(Extracted text)
The AVD 12 may further include one or more computer memories/computer-readable storage media 28 such as disk-based or solid-state storage that are not transitory signals, in some cases embodied in the chassis of the AVD as standalone devices or as a personal video recording device (PVR) or video disk player either internal or external to the chassis of the AVD for playing back AV programs or as removable memory media or the below-described server. Also, in some embodiments, the AVD 12 can include a position or location receiver such as but not limited to a cellphone receiver, GPS receiver and/or altimeter 30 that is configured to receive geographic position information from a satellite or cellphone base station and provide the information to the processor 24 and/or determine an altitude at which the AVD 12 is disposed in conjunction with the processor 24.

(Raw records)
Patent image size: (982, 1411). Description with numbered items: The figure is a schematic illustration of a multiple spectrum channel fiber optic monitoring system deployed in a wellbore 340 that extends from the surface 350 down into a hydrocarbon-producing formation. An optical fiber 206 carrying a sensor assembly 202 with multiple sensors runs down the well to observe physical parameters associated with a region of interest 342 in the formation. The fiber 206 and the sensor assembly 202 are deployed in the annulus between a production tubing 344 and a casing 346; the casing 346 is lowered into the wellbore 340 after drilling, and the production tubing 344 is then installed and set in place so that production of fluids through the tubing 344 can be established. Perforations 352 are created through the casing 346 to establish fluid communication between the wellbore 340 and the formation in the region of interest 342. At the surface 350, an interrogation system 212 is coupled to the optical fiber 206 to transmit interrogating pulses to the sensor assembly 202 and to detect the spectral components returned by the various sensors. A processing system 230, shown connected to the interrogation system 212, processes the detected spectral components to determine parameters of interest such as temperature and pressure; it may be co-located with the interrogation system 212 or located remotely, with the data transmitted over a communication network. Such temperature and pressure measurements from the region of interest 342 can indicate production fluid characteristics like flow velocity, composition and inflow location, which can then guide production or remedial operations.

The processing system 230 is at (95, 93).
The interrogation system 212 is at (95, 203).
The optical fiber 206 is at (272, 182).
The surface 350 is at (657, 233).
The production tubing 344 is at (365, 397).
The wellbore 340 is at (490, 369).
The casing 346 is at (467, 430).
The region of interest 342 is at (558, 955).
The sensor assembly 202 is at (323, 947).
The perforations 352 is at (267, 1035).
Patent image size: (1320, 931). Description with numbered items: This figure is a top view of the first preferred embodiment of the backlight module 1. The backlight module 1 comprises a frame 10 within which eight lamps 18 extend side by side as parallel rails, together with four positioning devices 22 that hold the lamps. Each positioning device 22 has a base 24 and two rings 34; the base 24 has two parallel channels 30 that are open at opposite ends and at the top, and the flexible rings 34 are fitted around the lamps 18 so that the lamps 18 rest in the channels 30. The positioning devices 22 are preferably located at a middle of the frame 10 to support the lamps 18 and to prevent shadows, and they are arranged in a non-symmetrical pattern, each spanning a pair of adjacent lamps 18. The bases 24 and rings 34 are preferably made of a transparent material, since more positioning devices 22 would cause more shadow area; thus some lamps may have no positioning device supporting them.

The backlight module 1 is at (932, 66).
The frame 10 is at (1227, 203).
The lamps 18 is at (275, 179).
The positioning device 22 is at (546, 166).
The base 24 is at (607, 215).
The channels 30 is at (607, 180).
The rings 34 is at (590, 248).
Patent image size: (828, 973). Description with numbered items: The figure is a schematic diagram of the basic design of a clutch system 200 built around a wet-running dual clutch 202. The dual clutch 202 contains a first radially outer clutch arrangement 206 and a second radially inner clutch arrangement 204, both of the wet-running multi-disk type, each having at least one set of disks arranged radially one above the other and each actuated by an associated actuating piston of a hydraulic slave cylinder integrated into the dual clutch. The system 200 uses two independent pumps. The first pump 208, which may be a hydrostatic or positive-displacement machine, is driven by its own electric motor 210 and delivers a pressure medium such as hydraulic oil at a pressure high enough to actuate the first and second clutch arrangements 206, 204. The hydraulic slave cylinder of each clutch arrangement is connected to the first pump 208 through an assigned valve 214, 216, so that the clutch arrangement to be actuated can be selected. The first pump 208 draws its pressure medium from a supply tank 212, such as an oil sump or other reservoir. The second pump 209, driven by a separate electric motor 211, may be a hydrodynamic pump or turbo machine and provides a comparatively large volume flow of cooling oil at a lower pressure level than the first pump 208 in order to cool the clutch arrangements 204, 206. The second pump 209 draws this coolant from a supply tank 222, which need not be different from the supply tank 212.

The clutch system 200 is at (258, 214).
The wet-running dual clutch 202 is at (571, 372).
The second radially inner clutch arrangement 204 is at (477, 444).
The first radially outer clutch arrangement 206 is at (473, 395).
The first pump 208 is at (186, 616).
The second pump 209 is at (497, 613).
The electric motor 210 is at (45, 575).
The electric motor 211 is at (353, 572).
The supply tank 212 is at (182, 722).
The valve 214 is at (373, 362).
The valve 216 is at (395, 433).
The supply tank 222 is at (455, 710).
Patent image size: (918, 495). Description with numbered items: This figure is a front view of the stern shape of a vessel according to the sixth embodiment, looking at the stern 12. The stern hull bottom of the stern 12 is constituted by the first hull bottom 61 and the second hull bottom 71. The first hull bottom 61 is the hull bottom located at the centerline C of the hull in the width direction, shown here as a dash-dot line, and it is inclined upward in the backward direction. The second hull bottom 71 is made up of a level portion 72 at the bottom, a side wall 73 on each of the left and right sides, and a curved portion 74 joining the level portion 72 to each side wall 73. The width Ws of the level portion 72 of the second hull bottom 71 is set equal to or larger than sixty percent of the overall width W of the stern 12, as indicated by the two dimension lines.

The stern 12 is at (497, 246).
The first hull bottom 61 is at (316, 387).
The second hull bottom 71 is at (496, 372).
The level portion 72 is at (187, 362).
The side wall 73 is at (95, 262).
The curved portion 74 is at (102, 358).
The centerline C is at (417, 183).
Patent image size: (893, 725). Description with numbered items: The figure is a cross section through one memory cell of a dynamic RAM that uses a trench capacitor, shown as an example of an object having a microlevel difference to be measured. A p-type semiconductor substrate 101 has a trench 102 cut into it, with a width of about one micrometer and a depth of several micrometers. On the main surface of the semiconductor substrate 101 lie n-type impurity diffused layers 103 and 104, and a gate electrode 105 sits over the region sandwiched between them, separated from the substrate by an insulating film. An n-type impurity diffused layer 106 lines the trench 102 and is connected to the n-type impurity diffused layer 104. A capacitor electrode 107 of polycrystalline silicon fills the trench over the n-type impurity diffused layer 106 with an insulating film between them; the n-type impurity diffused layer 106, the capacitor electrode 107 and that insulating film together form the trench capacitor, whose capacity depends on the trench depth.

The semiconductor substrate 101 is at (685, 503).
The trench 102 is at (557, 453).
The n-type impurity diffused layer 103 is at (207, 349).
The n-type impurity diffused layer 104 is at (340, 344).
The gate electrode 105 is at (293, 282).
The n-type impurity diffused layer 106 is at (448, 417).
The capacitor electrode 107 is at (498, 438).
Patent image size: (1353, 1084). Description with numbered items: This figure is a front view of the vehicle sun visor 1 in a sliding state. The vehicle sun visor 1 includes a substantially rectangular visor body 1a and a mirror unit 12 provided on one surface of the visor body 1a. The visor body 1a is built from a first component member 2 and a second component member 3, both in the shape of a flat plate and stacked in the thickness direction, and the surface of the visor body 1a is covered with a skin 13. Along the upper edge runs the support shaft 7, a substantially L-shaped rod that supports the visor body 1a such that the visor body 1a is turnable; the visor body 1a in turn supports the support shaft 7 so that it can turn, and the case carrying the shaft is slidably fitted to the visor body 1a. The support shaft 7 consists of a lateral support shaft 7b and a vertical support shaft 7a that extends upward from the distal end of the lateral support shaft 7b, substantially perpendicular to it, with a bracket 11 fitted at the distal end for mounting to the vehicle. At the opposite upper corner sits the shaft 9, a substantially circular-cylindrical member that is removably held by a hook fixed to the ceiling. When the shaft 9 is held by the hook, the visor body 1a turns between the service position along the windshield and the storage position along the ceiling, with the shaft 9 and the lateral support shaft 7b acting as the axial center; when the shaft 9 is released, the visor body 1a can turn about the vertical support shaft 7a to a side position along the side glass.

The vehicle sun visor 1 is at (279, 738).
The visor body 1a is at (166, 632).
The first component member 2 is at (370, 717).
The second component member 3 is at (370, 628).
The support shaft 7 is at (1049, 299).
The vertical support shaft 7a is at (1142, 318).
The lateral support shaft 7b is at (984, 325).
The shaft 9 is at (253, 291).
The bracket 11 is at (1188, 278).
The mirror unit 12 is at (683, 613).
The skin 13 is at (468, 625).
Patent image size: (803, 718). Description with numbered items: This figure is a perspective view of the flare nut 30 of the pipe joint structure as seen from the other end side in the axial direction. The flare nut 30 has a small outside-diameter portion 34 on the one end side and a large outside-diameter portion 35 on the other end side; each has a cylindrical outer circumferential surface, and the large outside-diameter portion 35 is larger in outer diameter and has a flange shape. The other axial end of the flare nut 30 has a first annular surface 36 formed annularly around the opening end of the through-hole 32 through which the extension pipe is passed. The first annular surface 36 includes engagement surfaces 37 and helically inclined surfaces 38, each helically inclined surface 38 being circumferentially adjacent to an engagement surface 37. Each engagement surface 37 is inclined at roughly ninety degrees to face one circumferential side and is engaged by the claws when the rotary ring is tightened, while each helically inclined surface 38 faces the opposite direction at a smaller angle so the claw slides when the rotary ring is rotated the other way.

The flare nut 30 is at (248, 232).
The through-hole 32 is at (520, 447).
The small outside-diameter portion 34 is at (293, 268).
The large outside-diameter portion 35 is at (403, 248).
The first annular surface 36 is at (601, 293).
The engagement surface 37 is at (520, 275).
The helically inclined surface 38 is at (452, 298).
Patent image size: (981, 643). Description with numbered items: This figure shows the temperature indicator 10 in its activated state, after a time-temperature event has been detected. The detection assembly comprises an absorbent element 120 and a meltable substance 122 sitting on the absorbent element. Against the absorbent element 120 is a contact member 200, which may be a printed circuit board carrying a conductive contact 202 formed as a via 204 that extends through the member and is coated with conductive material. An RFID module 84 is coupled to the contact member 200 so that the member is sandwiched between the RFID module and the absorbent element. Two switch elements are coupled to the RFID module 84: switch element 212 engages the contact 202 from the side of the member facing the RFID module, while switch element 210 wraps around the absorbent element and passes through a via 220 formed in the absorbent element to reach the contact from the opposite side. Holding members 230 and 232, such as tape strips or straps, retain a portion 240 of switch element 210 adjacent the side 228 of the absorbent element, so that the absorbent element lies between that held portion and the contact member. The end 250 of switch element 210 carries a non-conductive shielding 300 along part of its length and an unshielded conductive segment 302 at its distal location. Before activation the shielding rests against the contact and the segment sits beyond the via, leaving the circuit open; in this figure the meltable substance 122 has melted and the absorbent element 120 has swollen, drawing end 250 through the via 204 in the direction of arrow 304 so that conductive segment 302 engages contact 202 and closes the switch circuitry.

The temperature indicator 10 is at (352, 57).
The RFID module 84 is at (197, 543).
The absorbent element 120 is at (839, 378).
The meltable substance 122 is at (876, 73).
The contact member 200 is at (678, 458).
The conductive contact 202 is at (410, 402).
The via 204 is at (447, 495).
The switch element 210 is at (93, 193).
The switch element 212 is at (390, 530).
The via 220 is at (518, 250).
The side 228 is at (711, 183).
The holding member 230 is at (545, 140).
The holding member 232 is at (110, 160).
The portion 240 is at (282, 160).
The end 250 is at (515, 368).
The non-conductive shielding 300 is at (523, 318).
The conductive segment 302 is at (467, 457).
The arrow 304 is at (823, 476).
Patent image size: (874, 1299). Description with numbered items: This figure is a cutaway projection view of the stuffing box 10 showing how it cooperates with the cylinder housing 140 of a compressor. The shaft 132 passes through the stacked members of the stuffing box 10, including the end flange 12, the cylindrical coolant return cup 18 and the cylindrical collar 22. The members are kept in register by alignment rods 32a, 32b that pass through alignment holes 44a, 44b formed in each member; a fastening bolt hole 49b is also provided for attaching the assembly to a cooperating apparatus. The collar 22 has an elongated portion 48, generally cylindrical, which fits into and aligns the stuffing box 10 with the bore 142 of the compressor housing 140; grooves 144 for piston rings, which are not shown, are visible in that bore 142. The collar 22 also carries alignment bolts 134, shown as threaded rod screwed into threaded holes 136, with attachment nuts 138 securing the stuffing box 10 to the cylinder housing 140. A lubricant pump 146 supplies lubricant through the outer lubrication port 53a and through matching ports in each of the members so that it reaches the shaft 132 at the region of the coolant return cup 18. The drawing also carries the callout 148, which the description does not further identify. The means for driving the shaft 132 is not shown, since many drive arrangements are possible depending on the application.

(Challenges)
1 – Reproduce from the AVD 12 passage the stretch from "The AVD 12 may" through "the processor 24.".
2 – Using the AVD 12 passage, decide whether each statement below agrees with it. Answer yes or no for each, and quote the words of the passage that decide it.
(a) The storage media 28 are described as transitory signals.
(b) The location receiver can provide the information it receives to the processor 24.
(c) The personal video recording device must sit inside the chassis of the AVD.
3 – Translate this sentence from the AVD 12 passage into Spanish: "Also, in some embodiments, the AVD 12 can include a position or location receiver such as but not limited to a cellphone receiver, GPS receiver and/or altimeter 30 that is configured to receive geographic position information from a satellite or cellphone base station and provide the information to the processor 24 and/or determine an altitude at which the AVD 12 is disposed in conjunction with the processor 24."

(The responses)
1 –
The AVD 12 may further include one or more computer memories/computer-readable storage media 28 such as disk-based or solid-state storage that are not transitory signals, in some cases embodied in the chassis of the AVD as standalone devices or as a personal video recording device (PVR) or video disk player either internal or external to the chassis of the AVD for playing back AV programs or as removable memory media or the below-described server. Also, in some embodiments, the AVD 12 can include a position or location receiver such as but not limited to a cellphone receiver, GPS receiver and/or altimeter 30 that is configured to receive geographic position information from a satellite or cellphone base station and provide the information to the processor 24 and/or determine an altitude at which the AVD 12 is disposed in conjunction with the processor 24.

2 –
(a) No: "that are not transitory signals"
(b) Yes: "provide the information to the processor 24"
(c) No: "either internal or external to the chassis of the AVD"

3 – Además, en algunas realizaciones, el AVD 12 puede incluir un receptor de posición o ubicación, como, entre otros, un receptor de teléfono celular, un receptor GPS y/o un altímetro 30, configurado para recibir información de posición geográfica desde un satélite o una estación base de telefonía celular y proporcionar la información al procesador 24 y/o determinar, junto con el procesador 24, la altitud a la que se encuentra el AVD 12.